Data listing.
*****

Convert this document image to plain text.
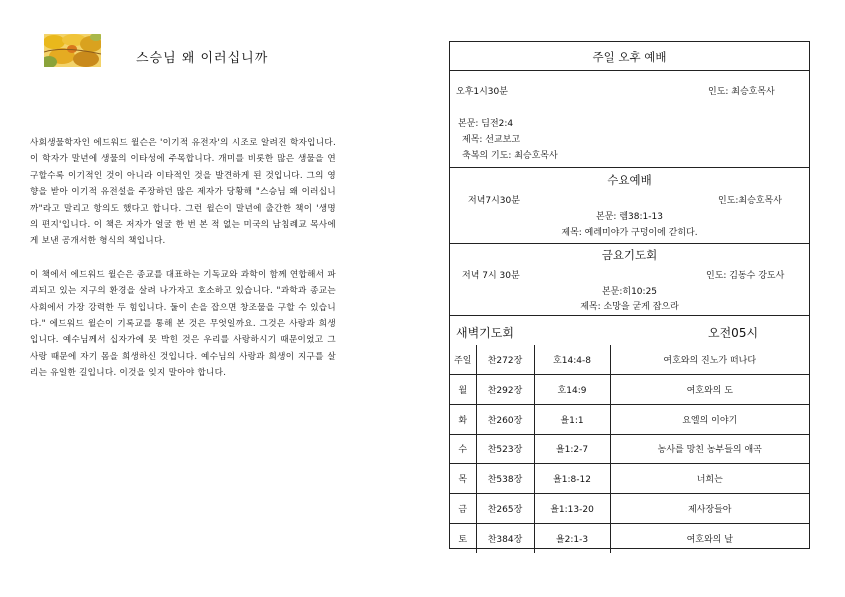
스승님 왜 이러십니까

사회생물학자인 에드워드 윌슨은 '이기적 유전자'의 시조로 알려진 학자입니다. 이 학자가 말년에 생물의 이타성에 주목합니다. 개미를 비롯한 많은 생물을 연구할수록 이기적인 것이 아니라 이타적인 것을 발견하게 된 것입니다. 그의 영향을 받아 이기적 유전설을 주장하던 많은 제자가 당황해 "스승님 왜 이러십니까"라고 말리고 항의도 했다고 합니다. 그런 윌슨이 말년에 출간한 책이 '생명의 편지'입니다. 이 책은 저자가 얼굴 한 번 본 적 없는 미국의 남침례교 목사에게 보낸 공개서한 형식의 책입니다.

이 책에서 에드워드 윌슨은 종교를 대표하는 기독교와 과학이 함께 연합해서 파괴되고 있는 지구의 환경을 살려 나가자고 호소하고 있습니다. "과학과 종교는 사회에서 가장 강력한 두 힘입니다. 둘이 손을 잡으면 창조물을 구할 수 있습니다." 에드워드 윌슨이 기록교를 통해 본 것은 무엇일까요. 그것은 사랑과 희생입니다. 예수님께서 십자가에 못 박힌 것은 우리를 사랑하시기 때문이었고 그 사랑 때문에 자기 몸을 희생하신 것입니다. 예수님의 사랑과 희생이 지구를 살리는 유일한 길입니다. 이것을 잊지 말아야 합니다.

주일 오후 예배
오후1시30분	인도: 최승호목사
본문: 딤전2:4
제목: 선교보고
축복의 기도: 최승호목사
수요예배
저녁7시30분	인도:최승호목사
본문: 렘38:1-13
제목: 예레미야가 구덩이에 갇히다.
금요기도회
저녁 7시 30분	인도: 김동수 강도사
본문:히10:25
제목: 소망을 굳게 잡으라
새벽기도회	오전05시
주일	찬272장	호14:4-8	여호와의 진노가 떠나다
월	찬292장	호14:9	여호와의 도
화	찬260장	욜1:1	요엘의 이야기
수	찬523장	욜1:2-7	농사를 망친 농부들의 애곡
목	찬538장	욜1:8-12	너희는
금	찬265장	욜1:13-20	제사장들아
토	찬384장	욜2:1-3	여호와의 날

*****

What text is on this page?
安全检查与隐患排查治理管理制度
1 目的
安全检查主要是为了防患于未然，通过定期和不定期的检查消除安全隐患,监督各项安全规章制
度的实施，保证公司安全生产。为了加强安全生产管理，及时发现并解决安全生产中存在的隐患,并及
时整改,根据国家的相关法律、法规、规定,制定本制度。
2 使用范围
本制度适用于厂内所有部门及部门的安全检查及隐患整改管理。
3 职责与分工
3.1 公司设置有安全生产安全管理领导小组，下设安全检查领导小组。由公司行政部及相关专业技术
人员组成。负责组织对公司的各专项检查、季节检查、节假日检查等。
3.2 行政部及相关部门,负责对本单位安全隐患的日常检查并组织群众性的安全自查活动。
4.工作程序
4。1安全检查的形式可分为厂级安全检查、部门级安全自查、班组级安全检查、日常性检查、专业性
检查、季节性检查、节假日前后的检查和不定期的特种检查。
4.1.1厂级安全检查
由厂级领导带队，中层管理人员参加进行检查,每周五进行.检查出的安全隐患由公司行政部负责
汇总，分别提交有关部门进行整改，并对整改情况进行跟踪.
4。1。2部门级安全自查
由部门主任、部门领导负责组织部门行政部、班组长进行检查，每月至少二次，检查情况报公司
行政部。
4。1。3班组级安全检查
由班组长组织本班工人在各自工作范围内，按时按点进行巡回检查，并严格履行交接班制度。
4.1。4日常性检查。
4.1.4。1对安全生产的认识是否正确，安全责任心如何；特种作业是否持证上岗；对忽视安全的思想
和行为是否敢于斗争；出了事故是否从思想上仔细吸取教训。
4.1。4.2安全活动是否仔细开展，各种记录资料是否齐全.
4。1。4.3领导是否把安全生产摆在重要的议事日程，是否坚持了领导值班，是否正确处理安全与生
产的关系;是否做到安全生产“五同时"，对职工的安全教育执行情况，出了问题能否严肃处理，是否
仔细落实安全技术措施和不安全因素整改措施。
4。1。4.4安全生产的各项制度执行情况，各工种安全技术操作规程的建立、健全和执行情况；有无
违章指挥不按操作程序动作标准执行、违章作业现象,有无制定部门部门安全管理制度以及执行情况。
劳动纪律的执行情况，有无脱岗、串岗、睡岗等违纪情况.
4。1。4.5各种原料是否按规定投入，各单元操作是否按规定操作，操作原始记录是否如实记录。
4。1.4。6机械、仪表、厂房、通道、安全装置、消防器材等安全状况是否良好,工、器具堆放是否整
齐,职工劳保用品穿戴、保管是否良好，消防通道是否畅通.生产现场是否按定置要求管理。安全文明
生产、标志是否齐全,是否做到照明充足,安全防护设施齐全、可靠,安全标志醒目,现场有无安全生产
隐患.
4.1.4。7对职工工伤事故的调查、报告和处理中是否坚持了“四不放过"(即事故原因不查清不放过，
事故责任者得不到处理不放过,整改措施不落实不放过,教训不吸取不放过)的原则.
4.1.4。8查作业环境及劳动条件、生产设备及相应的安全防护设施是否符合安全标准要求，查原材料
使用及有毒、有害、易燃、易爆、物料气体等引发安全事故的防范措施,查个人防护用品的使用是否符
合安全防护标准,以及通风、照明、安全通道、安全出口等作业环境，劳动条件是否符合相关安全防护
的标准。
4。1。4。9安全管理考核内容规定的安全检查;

*****

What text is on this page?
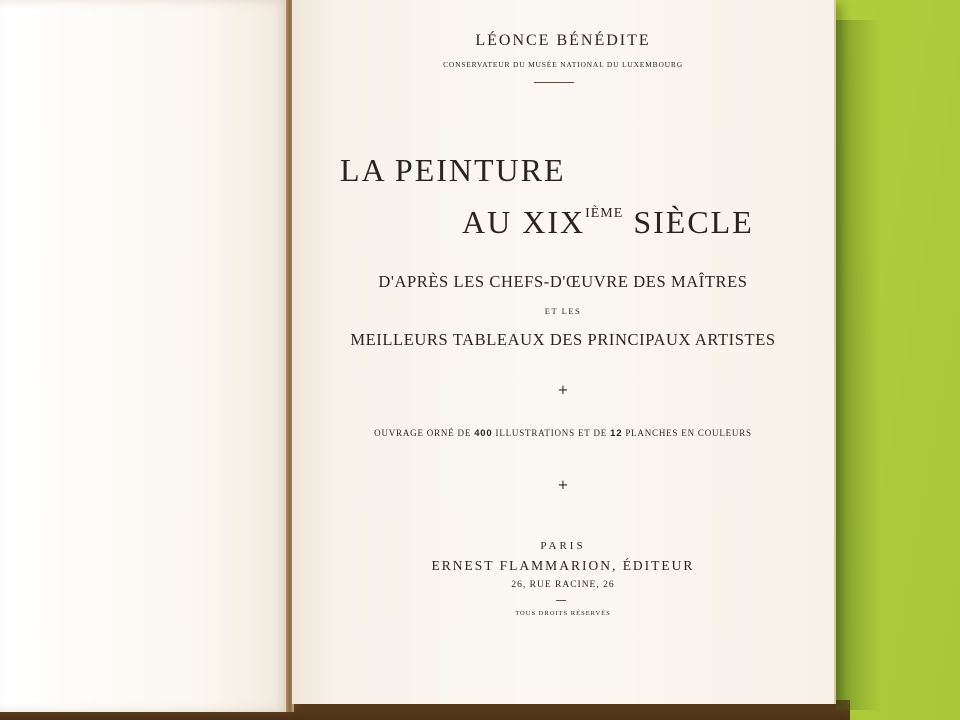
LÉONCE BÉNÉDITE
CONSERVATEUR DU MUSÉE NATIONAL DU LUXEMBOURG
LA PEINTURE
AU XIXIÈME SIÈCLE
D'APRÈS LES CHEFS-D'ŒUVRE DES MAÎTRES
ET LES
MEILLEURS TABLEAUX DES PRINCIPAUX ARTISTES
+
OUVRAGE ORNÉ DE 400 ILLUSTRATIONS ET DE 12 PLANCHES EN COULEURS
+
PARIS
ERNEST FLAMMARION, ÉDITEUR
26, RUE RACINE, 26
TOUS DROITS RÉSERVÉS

*****

Request.
Each line that holds the string "이러십니까" counts once; give the total and nothing else.

Final result.
2